> Goal: Go through the records and show each line where the word "escribir" occurs.

# Start of Extracted records

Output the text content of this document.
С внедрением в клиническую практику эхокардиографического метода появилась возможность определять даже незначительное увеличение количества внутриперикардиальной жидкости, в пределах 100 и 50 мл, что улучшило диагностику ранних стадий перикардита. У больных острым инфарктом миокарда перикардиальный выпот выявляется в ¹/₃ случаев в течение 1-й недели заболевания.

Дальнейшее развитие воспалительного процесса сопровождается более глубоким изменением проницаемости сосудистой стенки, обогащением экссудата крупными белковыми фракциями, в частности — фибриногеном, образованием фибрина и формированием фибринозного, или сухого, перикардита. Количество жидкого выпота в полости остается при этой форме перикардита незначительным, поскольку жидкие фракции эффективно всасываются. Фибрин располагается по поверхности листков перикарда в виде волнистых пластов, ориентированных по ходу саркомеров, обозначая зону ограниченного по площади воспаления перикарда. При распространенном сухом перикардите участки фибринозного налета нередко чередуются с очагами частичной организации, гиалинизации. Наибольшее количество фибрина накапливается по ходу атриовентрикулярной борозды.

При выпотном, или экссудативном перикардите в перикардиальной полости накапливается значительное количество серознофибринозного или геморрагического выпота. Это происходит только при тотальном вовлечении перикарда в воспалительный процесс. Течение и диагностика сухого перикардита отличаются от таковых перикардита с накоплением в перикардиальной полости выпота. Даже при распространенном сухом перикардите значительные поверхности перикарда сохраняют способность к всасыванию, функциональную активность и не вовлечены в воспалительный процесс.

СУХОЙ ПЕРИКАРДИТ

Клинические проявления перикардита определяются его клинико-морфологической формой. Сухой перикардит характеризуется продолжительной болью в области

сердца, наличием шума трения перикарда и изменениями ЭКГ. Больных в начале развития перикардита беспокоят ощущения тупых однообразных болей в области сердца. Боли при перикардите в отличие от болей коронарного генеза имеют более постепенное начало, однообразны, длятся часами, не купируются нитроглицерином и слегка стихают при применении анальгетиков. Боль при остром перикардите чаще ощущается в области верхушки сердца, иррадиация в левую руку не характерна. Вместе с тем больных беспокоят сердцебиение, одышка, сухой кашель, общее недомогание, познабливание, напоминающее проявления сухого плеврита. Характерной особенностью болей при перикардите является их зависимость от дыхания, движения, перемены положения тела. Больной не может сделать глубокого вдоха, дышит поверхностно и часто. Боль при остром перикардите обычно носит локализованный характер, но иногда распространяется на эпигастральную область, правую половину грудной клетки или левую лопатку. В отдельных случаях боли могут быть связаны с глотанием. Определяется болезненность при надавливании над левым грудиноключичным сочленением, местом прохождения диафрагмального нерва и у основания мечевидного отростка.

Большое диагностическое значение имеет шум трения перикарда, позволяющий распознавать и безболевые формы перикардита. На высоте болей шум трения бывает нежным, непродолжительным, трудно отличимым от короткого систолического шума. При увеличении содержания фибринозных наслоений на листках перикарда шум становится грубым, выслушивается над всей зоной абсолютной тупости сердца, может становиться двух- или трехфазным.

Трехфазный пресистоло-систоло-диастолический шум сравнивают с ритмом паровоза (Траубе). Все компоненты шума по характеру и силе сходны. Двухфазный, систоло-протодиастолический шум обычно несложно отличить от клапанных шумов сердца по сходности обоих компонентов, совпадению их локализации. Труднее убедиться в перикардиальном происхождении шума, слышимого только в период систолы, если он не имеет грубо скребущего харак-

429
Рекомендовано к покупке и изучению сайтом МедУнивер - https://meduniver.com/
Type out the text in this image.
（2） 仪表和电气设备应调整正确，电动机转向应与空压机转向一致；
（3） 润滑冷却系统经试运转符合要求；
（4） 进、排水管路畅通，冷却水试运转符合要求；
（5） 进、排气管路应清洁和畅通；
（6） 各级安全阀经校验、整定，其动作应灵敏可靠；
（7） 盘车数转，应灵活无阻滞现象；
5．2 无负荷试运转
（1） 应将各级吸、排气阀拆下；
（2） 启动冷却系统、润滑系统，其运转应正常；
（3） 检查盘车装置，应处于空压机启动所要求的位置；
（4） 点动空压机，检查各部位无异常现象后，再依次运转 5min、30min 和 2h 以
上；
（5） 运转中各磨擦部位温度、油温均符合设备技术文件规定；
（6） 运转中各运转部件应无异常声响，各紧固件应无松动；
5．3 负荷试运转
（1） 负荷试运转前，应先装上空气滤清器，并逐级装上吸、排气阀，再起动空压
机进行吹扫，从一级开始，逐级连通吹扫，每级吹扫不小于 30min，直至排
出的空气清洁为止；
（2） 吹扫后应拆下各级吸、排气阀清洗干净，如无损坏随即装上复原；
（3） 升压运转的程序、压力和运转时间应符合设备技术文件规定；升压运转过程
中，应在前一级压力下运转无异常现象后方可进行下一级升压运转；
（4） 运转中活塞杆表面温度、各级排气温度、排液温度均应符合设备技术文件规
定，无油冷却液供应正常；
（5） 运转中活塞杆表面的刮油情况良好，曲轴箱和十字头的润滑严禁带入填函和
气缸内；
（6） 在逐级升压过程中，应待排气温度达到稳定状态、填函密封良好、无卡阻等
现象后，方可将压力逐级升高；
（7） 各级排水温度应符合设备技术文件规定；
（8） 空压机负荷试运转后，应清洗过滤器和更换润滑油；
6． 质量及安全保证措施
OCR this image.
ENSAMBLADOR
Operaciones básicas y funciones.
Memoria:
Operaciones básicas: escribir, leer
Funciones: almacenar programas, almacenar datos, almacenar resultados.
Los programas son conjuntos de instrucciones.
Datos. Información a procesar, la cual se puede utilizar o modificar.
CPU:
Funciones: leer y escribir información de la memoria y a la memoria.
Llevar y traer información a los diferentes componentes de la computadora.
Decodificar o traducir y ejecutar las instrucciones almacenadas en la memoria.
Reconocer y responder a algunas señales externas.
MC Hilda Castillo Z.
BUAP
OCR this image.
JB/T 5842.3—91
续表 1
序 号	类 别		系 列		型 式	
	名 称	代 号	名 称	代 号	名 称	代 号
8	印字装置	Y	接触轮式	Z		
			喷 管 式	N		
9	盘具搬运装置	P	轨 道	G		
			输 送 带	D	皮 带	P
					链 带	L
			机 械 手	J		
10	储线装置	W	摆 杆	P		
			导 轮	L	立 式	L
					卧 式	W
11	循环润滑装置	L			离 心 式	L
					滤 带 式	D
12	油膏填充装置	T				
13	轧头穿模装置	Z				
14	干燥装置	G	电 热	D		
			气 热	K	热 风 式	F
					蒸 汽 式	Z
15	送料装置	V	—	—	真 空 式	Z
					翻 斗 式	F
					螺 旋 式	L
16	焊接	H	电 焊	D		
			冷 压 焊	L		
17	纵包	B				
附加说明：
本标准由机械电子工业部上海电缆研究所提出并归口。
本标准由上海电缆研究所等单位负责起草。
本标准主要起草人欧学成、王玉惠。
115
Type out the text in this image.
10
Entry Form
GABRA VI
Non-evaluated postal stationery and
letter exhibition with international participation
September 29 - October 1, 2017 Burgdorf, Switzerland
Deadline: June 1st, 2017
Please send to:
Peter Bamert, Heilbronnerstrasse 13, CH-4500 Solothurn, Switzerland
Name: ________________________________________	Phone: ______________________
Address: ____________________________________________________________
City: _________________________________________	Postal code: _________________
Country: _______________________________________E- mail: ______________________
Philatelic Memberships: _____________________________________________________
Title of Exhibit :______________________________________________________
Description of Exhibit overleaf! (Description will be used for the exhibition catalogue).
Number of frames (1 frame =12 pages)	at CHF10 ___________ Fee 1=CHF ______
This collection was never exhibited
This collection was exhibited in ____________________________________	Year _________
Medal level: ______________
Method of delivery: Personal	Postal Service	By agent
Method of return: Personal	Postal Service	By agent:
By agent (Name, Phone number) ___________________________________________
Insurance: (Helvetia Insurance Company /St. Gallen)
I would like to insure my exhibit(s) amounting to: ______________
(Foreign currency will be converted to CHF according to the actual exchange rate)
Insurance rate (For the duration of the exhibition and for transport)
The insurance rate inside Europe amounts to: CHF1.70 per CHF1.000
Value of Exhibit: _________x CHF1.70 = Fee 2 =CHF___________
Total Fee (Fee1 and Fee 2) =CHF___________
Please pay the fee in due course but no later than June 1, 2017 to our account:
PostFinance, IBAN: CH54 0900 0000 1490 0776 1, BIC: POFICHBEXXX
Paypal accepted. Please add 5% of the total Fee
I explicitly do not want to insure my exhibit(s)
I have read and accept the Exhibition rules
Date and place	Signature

# End of Extracted records

> Solution below:
Operaciones básicas: escribir, leer
Funciones: leer y escribir información de la memoria y a la memoria.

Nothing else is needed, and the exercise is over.